To do: Every record must appear in your copy exactly as written, with no pictures.

Given data:

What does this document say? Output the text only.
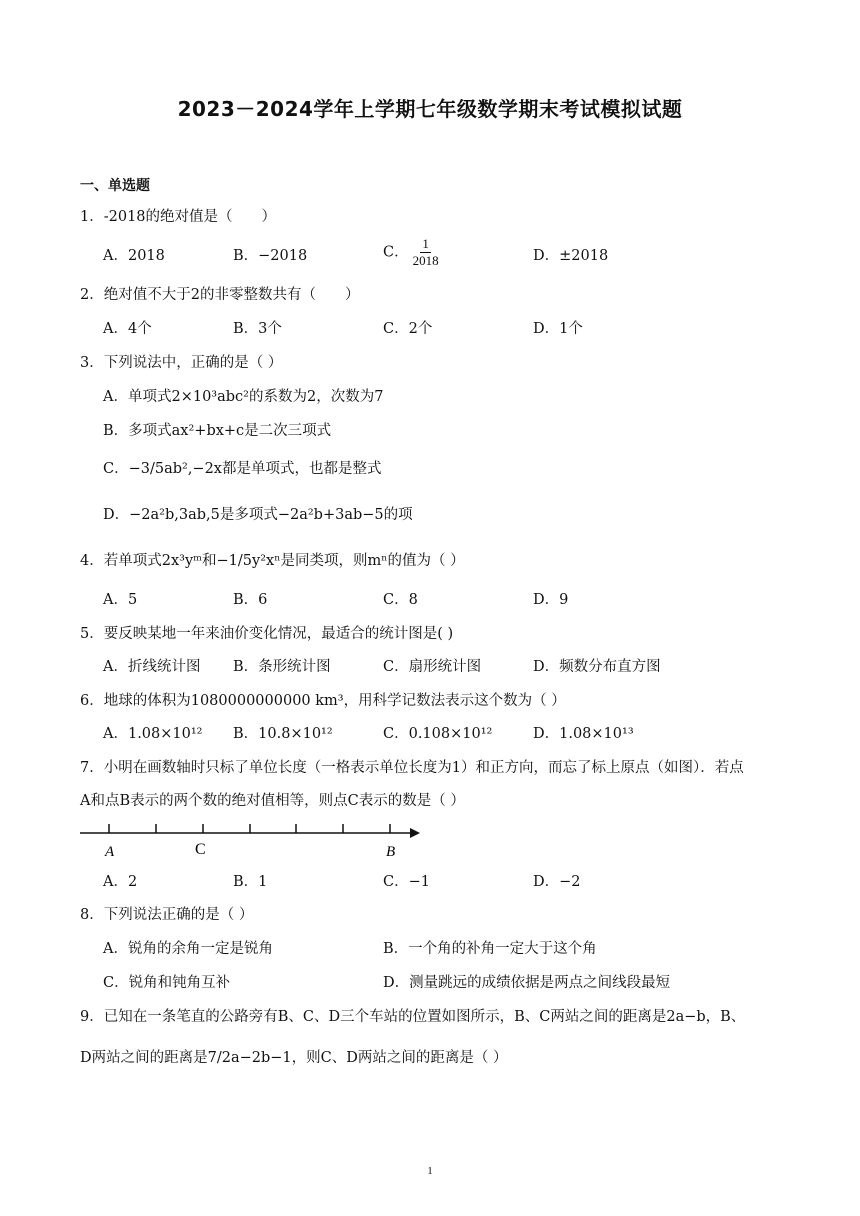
2023－2024学年上学期七年级数学期末考试模拟试题
一、单选题
1．-2018的绝对值是（　　）
A．2018	B．−2018	C． $\frac{1}{2018}$	D．±2018
2．绝对值不大于2的非零整数共有（　　）
A．4个	B．3个	C．2个	D．1个
3．下列说法中，正确的是（ ）
A．单项式2×10³abc²的系数为2，次数为7
B．多项式ax²+bx+c是二次三项式
C．−3/5ab²,−2x都是单项式，也都是整式
D．−2a²b,3ab,5是多项式−2a²b+3ab−5的项
4．若单项式2x³yᵐ和−1/5y²xⁿ是同类项，则mⁿ的值为（ ）
A．5	B．6	C．8	D．9
5．要反映某地一年来油价变化情况，最适合的统计图是( )
A．折线统计图 B．条形统计图	C．扇形统计图	D．频数分布直方图
6．地球的体积为1080000000000 km³，用科学记数法表示这个数为（ ）
A．1.08×10¹² B．10.8×10¹²	C．0.108×10¹²	D．1.08×10¹³
7．小明在画数轴时只标了单位长度（一格表示单位长度为1）和正方向，而忘了标上原点（如图）．若点
A和点B表示的两个数的绝对值相等，则点C表示的数是（ ）
A	C	B
A．2	B．1	C．−1	D．−2
8．下列说法正确的是（ ）
A．锐角的余角一定是锐角	B．一个角的补角一定大于这个角
C．锐角和钝角互补	D．测量跳远的成绩依据是两点之间线段最短
9．已知在一条笔直的公路旁有B、C、D三个车站的位置如图所示，B、C两站之间的距离是2a−b，B、
D两站之间的距离是7/2a−2b−1，则C、D两站之间的距离是（ ）
1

Worked solution:
What does this document say? Output the text only.
2023－2024学年上学期七年级数学期末考试模拟试题
一、单选题
1．-2018的绝对值是（　　）
A．2018	B．−2018	C． $\frac{1}{2018}$	D．±2018
2．绝对值不大于2的非零整数共有（　　）
A．4个	B．3个	C．2个	D．1个
3．下列说法中，正确的是（ ）
A．单项式2×10³abc²的系数为2，次数为7
B．多项式ax²+bx+c是二次三项式
C．−3/5ab²,−2x都是单项式，也都是整式
D．−2a²b,3ab,5是多项式−2a²b+3ab−5的项
4．若单项式2x³yᵐ和−1/5y²xⁿ是同类项，则mⁿ的值为（ ）
A．5	B．6	C．8	D．9
5．要反映某地一年来油价变化情况，最适合的统计图是( )
A．折线统计图 B．条形统计图	C．扇形统计图	D．频数分布直方图
6．地球的体积为1080000000000 km³，用科学记数法表示这个数为（ ）
A．1.08×10¹² B．10.8×10¹²	C．0.108×10¹²	D．1.08×10¹³
7．小明在画数轴时只标了单位长度（一格表示单位长度为1）和正方向，而忘了标上原点（如图）．若点
A和点B表示的两个数的绝对值相等，则点C表示的数是（ ）
A	C	B
A．2	B．1	C．−1	D．−2
8．下列说法正确的是（ ）
A．锐角的余角一定是锐角	B．一个角的补角一定大于这个角
C．锐角和钝角互补	D．测量跳远的成绩依据是两点之间线段最短
9．已知在一条笔直的公路旁有B、C、D三个车站的位置如图所示，B、C两站之间的距离是2a−b，B、
D两站之间的距离是7/2a−2b−1，则C、D两站之间的距离是（ ）
1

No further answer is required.